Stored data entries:
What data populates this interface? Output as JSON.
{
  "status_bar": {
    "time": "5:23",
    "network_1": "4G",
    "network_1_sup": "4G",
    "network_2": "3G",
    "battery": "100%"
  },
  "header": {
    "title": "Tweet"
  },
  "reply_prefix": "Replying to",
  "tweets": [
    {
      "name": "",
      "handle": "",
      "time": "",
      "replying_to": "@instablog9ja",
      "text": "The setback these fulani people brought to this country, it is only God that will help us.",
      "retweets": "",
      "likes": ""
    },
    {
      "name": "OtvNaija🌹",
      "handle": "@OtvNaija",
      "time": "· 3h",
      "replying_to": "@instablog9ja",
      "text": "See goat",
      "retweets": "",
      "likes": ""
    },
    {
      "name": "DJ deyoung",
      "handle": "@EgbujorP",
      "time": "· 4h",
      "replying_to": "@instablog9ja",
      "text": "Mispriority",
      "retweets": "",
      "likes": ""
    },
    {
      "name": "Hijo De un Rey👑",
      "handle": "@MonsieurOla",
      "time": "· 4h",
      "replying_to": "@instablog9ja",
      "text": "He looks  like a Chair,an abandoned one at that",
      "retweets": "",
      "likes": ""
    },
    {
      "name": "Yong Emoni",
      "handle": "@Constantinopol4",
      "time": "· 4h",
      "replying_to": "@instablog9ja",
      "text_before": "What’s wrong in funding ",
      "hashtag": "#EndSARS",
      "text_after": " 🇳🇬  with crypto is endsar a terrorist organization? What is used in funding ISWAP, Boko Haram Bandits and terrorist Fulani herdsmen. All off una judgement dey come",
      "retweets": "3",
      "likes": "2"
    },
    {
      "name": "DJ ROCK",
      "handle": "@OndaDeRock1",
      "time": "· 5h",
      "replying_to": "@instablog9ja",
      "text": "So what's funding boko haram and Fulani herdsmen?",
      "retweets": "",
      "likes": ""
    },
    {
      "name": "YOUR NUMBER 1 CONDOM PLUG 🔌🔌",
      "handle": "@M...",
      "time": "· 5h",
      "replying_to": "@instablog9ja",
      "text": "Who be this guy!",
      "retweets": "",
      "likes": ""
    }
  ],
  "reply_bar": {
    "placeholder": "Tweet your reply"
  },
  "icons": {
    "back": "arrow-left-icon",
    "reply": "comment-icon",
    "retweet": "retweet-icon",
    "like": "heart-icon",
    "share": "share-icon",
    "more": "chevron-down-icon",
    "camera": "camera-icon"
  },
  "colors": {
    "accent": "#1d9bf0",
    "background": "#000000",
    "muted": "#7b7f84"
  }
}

--

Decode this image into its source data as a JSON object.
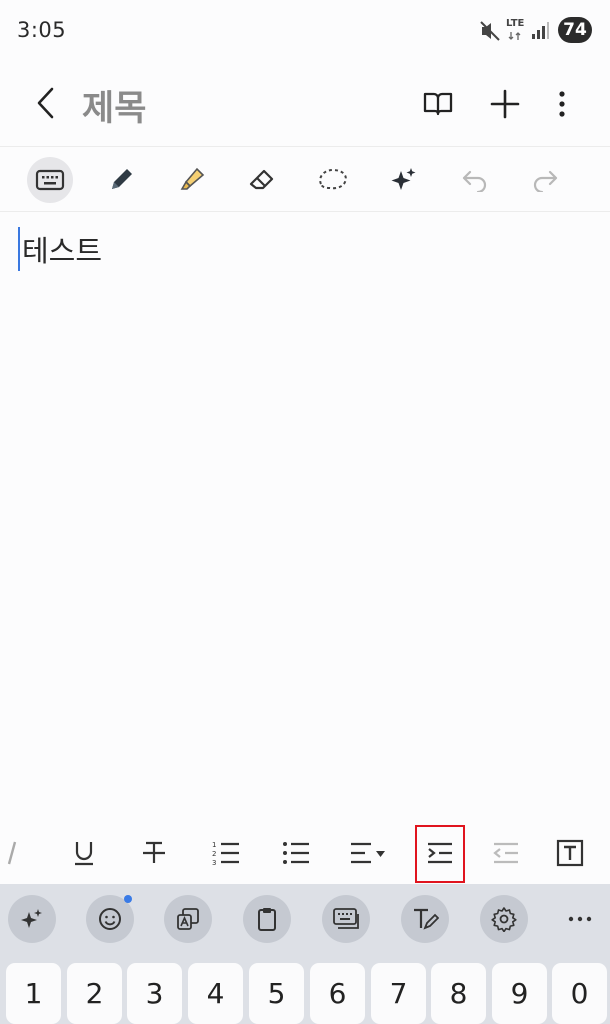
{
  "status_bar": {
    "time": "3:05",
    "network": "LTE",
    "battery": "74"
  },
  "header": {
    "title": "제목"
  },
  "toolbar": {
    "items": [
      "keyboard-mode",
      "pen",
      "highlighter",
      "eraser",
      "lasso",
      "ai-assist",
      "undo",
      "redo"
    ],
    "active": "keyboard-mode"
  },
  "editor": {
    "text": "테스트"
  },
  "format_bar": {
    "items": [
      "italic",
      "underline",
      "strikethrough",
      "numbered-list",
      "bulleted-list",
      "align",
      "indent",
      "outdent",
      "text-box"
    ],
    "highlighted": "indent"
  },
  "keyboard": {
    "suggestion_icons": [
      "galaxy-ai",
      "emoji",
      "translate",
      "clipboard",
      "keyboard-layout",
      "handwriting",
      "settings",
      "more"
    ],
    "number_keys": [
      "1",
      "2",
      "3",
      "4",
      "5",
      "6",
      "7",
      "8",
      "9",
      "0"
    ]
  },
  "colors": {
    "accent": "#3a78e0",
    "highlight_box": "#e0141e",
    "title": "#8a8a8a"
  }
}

▶ The problem
Scan the material above. Copy each line where "this" occurs.

▶ Full output
What data populates this interface? Output as JSON.
      "text": "The setback these fulani people brought to this country, it is only God that will help us.",
      "text": "Who be this guy!",
Decode this image into its source data as a JSON object.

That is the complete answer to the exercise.